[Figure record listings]
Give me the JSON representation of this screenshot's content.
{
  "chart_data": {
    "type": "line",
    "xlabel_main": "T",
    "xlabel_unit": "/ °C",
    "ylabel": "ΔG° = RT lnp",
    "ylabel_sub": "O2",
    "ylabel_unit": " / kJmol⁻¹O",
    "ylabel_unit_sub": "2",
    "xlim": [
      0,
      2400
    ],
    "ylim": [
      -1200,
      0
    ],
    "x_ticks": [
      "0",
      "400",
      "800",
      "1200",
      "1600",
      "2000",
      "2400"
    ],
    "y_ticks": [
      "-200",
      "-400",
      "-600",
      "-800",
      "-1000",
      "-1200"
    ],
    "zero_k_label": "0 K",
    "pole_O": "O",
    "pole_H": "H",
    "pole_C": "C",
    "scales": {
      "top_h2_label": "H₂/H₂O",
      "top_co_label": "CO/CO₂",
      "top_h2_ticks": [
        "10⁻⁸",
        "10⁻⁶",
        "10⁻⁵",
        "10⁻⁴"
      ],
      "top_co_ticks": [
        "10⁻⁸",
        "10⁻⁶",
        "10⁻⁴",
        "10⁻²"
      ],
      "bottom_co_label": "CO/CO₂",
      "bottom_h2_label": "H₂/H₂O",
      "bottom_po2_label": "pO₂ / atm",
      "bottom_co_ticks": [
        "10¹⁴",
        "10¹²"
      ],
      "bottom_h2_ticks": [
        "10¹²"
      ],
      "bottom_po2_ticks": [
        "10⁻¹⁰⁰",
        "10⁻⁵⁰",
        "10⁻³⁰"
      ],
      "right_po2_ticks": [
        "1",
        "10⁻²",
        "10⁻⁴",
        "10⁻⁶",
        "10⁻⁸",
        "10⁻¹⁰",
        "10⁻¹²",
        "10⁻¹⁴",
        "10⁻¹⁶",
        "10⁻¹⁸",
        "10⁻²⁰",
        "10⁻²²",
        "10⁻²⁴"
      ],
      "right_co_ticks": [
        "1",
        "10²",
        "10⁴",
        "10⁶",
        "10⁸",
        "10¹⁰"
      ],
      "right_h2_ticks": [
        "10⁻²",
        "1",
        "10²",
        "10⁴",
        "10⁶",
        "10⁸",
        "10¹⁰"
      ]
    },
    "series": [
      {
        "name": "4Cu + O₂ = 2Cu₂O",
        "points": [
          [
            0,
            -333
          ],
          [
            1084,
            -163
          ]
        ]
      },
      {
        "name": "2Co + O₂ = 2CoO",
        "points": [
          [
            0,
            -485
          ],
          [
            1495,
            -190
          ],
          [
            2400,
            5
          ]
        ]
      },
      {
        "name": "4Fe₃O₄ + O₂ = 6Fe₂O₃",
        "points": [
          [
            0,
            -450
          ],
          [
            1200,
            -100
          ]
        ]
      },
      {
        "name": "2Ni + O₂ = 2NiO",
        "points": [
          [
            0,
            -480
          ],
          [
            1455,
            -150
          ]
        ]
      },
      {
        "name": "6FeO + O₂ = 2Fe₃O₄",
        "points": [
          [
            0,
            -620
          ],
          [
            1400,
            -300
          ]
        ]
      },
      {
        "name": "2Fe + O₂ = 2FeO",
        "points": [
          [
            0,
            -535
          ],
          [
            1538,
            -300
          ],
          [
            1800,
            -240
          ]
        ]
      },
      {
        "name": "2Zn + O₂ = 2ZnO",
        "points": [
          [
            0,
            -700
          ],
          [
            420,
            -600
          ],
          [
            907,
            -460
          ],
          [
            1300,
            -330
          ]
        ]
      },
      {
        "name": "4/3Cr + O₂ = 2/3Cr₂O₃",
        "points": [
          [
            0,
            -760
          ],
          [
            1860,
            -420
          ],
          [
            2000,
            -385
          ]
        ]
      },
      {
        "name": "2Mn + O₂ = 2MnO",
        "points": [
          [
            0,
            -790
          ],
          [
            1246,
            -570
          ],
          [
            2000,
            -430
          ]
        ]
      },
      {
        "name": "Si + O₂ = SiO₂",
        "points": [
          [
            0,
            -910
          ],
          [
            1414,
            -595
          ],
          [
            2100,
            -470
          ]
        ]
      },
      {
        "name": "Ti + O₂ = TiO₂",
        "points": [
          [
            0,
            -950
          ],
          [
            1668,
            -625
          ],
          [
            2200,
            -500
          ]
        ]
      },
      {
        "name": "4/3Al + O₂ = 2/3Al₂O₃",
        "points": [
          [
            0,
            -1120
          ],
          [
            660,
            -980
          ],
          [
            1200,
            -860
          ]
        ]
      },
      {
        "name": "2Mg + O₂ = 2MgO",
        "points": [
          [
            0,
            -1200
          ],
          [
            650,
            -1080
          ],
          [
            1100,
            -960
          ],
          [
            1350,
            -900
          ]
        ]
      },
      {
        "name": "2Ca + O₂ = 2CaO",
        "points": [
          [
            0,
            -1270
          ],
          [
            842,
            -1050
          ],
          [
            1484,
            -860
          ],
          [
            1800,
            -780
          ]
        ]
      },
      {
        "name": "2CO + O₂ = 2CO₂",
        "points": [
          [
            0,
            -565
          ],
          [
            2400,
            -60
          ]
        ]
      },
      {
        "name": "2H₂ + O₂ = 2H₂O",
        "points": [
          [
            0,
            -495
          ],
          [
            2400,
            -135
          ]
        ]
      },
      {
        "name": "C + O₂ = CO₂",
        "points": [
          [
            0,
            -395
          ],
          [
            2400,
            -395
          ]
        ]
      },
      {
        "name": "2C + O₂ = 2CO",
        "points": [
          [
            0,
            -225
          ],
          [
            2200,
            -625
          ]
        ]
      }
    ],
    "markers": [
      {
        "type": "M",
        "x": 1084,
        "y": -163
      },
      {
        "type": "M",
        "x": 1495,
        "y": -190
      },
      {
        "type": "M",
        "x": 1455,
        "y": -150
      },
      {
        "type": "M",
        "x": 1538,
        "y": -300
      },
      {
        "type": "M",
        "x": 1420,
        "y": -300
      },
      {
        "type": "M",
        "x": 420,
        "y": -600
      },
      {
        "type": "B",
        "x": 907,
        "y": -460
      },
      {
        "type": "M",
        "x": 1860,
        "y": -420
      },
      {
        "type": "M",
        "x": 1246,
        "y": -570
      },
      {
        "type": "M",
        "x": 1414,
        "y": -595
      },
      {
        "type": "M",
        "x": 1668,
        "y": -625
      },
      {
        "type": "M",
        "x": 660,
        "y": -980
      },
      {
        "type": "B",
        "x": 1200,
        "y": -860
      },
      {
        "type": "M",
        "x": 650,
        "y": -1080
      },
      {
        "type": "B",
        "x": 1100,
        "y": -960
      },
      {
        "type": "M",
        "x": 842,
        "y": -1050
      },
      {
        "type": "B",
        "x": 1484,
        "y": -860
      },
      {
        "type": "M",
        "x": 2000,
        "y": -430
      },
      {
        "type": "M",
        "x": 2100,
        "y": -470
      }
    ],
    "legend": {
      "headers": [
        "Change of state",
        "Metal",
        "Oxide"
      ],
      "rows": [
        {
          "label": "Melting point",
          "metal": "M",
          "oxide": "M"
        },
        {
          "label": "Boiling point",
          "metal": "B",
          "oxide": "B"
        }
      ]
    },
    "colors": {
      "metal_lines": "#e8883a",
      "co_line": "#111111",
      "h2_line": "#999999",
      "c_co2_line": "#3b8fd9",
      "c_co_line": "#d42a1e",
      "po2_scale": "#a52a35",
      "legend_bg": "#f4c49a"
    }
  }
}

Job => Reproduce all of the entries word for word.

Right answer =>
Give me the JSON representation of this screenshot's content.
{
  "chart_data": {
    "type": "line",
    "xlabel_main": "T",
    "xlabel_unit": "/ °C",
    "ylabel": "ΔG° = RT lnp",
    "ylabel_sub": "O2",
    "ylabel_unit": " / kJmol⁻¹O",
    "ylabel_unit_sub": "2",
    "xlim": [
      0,
      2400
    ],
    "ylim": [
      -1200,
      0
    ],
    "x_ticks": [
      "0",
      "400",
      "800",
      "1200",
      "1600",
      "2000",
      "2400"
    ],
    "y_ticks": [
      "-200",
      "-400",
      "-600",
      "-800",
      "-1000",
      "-1200"
    ],
    "zero_k_label": "0 K",
    "pole_O": "O",
    "pole_H": "H",
    "pole_C": "C",
    "scales": {
      "top_h2_label": "H₂/H₂O",
      "top_co_label": "CO/CO₂",
      "top_h2_ticks": [
        "10⁻⁸",
        "10⁻⁶",
        "10⁻⁵",
        "10⁻⁴"
      ],
      "top_co_ticks": [
        "10⁻⁸",
        "10⁻⁶",
        "10⁻⁴",
        "10⁻²"
      ],
      "bottom_co_label": "CO/CO₂",
      "bottom_h2_label": "H₂/H₂O",
      "bottom_po2_label": "pO₂ / atm",
      "bottom_co_ticks": [
        "10¹⁴",
        "10¹²"
      ],
      "bottom_h2_ticks": [
        "10¹²"
      ],
      "bottom_po2_ticks": [
        "10⁻¹⁰⁰",
        "10⁻⁵⁰",
        "10⁻³⁰"
      ],
      "right_po2_ticks": [
        "1",
        "10⁻²",
        "10⁻⁴",
        "10⁻⁶",
        "10⁻⁸",
        "10⁻¹⁰",
        "10⁻¹²",
        "10⁻¹⁴",
        "10⁻¹⁶",
        "10⁻¹⁸",
        "10⁻²⁰",
        "10⁻²²",
        "10⁻²⁴"
      ],
      "right_co_ticks": [
        "1",
        "10²",
        "10⁴",
        "10⁶",
        "10⁸",
        "10¹⁰"
      ],
      "right_h2_ticks": [
        "10⁻²",
        "1",
        "10²",
        "10⁴",
        "10⁶",
        "10⁸",
        "10¹⁰"
      ]
    },
    "series": [
      {
        "name": "4Cu + O₂ = 2Cu₂O",
        "points": [
          [
            0,
            -333
          ],
          [
            1084,
            -163
          ]
        ]
      },
      {
        "name": "2Co + O₂ = 2CoO",
        "points": [
          [
            0,
            -485
          ],
          [
            1495,
            -190
          ],
          [
            2400,
            5
          ]
        ]
      },
      {
        "name": "4Fe₃O₄ + O₂ = 6Fe₂O₃",
        "points": [
          [
            0,
            -450
          ],
          [
            1200,
            -100
          ]
        ]
      },
      {
        "name": "2Ni + O₂ = 2NiO",
        "points": [
          [
            0,
            -480
          ],
          [
            1455,
            -150
          ]
        ]
      },
      {
        "name": "6FeO + O₂ = 2Fe₃O₄",
        "points": [
          [
            0,
            -620
          ],
          [
            1400,
            -300
          ]
        ]
      },
      {
        "name": "2Fe + O₂ = 2FeO",
        "points": [
          [
            0,
            -535
          ],
          [
            1538,
            -300
          ],
          [
            1800,
            -240
          ]
        ]
      },
      {
        "name": "2Zn + O₂ = 2ZnO",
        "points": [
          [
            0,
            -700
          ],
          [
            420,
            -600
          ],
          [
            907,
            -460
          ],
          [
            1300,
            -330
          ]
        ]
      },
      {
        "name": "4/3Cr + O₂ = 2/3Cr₂O₃",
        "points": [
          [
            0,
            -760
          ],
          [
            1860,
            -420
          ],
          [
            2000,
            -385
          ]
        ]
      },
      {
        "name": "2Mn + O₂ = 2MnO",
        "points": [
          [
            0,
            -790
          ],
          [
            1246,
            -570
          ],
          [
            2000,
            -430
          ]
        ]
      },
      {
        "name": "Si + O₂ = SiO₂",
        "points": [
          [
            0,
            -910
          ],
          [
            1414,
            -595
          ],
          [
            2100,
            -470
          ]
        ]
      },
      {
        "name": "Ti + O₂ = TiO₂",
        "points": [
          [
            0,
            -950
          ],
          [
            1668,
            -625
          ],
          [
            2200,
            -500
          ]
        ]
      },
      {
        "name": "4/3Al + O₂ = 2/3Al₂O₃",
        "points": [
          [
            0,
            -1120
          ],
          [
            660,
            -980
          ],
          [
            1200,
            -860
          ]
        ]
      },
      {
        "name": "2Mg + O₂ = 2MgO",
        "points": [
          [
            0,
            -1200
          ],
          [
            650,
            -1080
          ],
          [
            1100,
            -960
          ],
          [
            1350,
            -900
          ]
        ]
      },
      {
        "name": "2Ca + O₂ = 2CaO",
        "points": [
          [
            0,
            -1270
          ],
          [
            842,
            -1050
          ],
          [
            1484,
            -860
          ],
          [
            1800,
            -780
          ]
        ]
      },
      {
        "name": "2CO + O₂ = 2CO₂",
        "points": [
          [
            0,
            -565
          ],
          [
            2400,
            -60
          ]
        ]
      },
      {
        "name": "2H₂ + O₂ = 2H₂O",
        "points": [
          [
            0,
            -495
          ],
          [
            2400,
            -135
          ]
        ]
      },
      {
        "name": "C + O₂ = CO₂",
        "points": [
          [
            0,
            -395
          ],
          [
            2400,
            -395
          ]
        ]
      },
      {
        "name": "2C + O₂ = 2CO",
        "points": [
          [
            0,
            -225
          ],
          [
            2200,
            -625
          ]
        ]
      }
    ],
    "markers": [
      {
        "type": "M",
        "x": 1084,
        "y": -163
      },
      {
        "type": "M",
        "x": 1495,
        "y": -190
      },
      {
        "type": "M",
        "x": 1455,
        "y": -150
      },
      {
        "type": "M",
        "x": 1538,
        "y": -300
      },
      {
        "type": "M",
        "x": 1420,
        "y": -300
      },
      {
        "type": "M",
        "x": 420,
        "y": -600
      },
      {
        "type": "B",
        "x": 907,
        "y": -460
      },
      {
        "type": "M",
        "x": 1860,
        "y": -420
      },
      {
        "type": "M",
        "x": 1246,
        "y": -570
      },
      {
        "type": "M",
        "x": 1414,
        "y": -595
      },
      {
        "type": "M",
        "x": 1668,
        "y": -625
      },
      {
        "type": "M",
        "x": 660,
        "y": -980
      },
      {
        "type": "B",
        "x": 1200,
        "y": -860
      },
      {
        "type": "M",
        "x": 650,
        "y": -1080
      },
      {
        "type": "B",
        "x": 1100,
        "y": -960
      },
      {
        "type": "M",
        "x": 842,
        "y": -1050
      },
      {
        "type": "B",
        "x": 1484,
        "y": -860
      },
      {
        "type": "M",
        "x": 2000,
        "y": -430
      },
      {
        "type": "M",
        "x": 2100,
        "y": -470
      }
    ],
    "legend": {
      "headers": [
        "Change of state",
        "Metal",
        "Oxide"
      ],
      "rows": [
        {
          "label": "Melting point",
          "metal": "M",
          "oxide": "M"
        },
        {
          "label": "Boiling point",
          "metal": "B",
          "oxide": "B"
        }
      ]
    },
    "colors": {
      "metal_lines": "#e8883a",
      "co_line": "#111111",
      "h2_line": "#999999",
      "c_co2_line": "#3b8fd9",
      "c_co_line": "#d42a1e",
      "po2_scale": "#a52a35",
      "legend_bg": "#f4c49a"
    }
  }
}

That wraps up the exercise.